*** SUPPLIED RECORDS
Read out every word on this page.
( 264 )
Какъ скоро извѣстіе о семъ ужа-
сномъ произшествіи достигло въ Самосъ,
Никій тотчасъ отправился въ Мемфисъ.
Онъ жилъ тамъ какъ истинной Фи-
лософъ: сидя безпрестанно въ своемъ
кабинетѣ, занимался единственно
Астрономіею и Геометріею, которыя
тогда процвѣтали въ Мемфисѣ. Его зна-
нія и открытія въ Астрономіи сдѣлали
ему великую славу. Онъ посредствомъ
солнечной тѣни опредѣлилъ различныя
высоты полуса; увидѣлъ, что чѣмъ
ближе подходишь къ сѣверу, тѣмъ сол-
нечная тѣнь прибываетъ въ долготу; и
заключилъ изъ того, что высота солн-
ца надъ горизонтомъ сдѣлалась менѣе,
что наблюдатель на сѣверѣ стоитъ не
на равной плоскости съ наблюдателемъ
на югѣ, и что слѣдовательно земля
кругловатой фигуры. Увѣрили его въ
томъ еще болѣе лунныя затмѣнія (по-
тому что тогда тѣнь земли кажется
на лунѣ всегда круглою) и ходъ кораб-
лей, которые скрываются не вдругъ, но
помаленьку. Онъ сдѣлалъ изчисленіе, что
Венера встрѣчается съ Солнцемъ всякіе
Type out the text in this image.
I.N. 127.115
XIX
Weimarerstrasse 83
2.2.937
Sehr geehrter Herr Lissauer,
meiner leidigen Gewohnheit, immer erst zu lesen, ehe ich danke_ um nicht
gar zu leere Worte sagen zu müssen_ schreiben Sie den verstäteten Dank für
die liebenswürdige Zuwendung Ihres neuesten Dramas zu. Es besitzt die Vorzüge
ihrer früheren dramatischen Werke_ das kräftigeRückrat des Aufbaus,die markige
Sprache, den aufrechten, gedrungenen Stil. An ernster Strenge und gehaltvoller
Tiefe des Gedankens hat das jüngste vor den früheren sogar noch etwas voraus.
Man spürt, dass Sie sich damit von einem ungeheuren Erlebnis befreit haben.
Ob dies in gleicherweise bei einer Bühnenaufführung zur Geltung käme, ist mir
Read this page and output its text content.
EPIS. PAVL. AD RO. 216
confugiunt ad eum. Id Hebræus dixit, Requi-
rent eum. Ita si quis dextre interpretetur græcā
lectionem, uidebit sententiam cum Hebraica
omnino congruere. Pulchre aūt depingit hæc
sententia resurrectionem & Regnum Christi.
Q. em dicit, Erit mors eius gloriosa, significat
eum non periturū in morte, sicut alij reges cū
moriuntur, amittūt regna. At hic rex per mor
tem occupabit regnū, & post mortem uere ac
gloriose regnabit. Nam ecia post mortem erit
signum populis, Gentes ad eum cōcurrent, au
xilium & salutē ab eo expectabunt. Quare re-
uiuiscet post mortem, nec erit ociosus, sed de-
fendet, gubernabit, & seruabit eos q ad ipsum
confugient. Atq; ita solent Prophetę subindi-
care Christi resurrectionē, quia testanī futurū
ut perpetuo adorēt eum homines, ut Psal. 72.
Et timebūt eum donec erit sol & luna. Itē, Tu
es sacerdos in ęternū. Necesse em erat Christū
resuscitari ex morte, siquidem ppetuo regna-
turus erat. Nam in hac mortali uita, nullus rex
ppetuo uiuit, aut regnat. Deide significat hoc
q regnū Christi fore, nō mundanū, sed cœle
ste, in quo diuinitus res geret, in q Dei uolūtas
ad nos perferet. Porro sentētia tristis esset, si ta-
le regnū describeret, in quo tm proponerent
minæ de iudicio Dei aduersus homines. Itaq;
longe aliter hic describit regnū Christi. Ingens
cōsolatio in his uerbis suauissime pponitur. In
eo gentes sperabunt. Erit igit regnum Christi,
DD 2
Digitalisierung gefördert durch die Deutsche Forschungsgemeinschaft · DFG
******
◆ STATED EXERCISE: From the entries above, list each line with "this" in it.

◆ FINAL RESULT:
Read out every word on this page.
Type out the text in this image.
Read this page and output its text content.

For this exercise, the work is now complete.